* **Written instruction**
How many lines in this data contain the string "occurred"? Reply with the number only.

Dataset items
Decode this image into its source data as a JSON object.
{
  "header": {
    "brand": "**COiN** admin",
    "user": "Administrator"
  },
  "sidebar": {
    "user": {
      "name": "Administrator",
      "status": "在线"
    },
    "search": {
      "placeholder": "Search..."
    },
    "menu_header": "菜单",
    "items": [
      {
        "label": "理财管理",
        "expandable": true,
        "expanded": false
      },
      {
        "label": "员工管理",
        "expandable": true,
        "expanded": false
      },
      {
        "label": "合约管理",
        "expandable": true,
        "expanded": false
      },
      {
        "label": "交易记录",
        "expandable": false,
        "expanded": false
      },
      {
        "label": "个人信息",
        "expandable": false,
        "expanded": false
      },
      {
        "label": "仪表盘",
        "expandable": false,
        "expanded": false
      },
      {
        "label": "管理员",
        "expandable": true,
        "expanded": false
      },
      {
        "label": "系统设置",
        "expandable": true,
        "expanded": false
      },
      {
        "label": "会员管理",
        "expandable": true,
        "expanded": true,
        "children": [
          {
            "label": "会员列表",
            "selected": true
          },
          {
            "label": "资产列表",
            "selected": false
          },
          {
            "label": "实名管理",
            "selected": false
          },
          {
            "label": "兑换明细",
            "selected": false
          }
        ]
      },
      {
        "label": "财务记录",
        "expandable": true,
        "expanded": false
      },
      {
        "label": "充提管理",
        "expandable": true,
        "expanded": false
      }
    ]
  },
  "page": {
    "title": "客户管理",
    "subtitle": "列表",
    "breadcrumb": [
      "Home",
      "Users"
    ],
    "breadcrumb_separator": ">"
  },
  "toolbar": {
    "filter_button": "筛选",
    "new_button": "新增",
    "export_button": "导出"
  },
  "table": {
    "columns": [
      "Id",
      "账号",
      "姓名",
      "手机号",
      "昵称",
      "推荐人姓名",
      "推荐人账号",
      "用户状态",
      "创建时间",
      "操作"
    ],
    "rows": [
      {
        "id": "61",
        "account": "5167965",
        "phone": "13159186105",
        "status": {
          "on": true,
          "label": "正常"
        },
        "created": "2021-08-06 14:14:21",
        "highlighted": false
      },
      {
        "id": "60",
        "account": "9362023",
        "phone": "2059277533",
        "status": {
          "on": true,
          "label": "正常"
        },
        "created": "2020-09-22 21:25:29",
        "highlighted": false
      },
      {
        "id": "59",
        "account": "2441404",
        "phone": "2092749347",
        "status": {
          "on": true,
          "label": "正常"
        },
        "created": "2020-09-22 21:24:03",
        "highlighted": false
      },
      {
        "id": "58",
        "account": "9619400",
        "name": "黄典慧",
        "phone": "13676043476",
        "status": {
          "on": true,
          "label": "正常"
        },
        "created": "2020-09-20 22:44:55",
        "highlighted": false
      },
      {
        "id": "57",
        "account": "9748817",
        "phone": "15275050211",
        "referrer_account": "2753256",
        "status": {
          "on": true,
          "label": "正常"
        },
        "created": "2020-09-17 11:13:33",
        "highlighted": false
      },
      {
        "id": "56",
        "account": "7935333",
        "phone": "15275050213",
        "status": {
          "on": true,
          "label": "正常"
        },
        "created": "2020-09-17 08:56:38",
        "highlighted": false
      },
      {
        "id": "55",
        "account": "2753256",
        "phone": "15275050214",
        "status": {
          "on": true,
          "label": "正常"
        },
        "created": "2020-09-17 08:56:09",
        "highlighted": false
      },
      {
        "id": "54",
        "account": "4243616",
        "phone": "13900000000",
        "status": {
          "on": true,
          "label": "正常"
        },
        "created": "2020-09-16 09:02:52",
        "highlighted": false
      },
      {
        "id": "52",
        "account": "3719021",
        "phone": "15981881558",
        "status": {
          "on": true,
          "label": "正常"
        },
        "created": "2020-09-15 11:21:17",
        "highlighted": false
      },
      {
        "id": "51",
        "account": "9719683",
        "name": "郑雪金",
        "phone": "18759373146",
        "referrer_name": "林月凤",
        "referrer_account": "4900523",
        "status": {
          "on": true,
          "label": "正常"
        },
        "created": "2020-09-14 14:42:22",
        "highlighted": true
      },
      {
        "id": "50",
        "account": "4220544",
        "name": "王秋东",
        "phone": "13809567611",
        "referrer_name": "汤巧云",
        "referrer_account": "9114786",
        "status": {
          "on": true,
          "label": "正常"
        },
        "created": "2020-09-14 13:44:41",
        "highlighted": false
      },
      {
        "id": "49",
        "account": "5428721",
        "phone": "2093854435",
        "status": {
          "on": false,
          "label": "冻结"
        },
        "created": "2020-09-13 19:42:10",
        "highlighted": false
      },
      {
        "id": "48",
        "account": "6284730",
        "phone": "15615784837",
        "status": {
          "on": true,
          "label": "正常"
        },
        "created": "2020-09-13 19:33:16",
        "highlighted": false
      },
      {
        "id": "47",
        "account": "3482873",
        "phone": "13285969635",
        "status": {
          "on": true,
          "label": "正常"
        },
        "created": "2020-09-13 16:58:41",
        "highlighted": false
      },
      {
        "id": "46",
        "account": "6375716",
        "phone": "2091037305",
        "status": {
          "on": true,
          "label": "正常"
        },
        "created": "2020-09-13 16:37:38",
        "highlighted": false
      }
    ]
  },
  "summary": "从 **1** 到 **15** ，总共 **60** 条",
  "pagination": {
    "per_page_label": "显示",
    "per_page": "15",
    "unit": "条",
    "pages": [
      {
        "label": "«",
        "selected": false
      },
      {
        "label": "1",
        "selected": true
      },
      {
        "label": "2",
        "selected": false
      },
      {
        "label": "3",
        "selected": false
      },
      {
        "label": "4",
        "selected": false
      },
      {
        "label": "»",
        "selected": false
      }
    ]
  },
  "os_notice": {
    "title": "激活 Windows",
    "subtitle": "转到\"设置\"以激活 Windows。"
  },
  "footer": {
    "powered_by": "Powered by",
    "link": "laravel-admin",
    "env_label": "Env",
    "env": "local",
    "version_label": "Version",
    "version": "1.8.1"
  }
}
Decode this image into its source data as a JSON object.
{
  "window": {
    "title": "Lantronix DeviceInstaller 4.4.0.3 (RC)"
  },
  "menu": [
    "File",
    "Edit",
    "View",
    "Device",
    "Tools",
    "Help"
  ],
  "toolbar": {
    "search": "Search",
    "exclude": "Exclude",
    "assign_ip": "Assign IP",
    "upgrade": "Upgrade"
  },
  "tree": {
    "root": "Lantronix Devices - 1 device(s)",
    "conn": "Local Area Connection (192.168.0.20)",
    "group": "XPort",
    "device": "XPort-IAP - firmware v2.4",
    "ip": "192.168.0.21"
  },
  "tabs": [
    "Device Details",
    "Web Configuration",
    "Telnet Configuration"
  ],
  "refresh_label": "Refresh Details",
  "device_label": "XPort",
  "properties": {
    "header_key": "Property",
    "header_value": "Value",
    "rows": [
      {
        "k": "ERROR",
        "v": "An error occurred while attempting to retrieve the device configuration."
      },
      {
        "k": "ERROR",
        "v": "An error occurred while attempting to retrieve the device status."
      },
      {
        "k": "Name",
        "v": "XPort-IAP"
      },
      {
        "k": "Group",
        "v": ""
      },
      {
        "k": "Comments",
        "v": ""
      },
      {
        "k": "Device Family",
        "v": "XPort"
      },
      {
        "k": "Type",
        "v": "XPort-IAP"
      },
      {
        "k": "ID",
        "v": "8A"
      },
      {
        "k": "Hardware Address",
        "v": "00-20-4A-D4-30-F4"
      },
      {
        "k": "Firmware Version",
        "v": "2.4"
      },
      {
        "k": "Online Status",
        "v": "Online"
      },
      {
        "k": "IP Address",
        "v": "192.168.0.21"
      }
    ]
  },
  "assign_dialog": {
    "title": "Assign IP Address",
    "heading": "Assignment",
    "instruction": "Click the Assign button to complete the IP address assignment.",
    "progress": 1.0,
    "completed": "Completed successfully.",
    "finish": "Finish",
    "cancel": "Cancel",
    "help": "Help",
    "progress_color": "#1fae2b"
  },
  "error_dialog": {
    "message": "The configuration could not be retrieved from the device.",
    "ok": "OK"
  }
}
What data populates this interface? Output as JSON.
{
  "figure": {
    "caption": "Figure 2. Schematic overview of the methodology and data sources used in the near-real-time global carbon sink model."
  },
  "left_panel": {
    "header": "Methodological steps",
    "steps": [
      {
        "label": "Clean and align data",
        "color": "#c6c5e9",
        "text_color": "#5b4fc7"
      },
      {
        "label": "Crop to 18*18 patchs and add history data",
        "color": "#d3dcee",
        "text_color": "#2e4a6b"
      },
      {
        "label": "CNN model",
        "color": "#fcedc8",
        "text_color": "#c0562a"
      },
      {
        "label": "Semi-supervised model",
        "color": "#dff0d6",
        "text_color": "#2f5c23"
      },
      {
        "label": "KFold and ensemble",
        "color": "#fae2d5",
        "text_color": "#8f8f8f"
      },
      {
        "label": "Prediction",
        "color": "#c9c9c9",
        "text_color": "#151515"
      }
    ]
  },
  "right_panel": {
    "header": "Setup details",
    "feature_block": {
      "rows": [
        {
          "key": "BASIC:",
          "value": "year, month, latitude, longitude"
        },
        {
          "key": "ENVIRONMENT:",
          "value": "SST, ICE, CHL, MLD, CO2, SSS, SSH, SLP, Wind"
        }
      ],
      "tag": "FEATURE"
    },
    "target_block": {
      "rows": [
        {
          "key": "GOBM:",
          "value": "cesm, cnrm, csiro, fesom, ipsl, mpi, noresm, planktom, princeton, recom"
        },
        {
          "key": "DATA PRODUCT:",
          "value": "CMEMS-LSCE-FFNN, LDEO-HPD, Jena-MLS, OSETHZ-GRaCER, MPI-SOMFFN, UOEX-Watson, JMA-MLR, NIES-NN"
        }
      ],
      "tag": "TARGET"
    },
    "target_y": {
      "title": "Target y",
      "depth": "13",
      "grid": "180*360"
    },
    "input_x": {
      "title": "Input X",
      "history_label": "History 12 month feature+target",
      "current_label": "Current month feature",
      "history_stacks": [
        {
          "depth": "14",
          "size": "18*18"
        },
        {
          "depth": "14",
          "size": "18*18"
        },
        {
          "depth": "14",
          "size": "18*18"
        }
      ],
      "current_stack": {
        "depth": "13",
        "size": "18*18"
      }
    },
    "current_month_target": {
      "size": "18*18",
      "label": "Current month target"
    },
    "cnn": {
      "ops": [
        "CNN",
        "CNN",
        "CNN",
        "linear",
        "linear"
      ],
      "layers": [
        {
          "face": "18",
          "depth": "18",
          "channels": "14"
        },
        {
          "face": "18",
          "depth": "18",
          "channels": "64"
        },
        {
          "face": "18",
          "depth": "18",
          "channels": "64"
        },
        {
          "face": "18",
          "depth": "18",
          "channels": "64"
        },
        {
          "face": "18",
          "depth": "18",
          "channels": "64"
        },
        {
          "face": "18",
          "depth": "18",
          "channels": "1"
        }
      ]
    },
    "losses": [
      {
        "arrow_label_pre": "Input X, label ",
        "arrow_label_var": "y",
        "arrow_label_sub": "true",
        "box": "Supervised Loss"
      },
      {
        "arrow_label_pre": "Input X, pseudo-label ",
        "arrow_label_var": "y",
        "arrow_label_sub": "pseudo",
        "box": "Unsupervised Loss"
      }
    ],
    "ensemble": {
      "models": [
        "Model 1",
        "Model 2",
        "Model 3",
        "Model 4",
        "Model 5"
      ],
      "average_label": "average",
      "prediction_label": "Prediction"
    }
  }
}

* **Solution**
2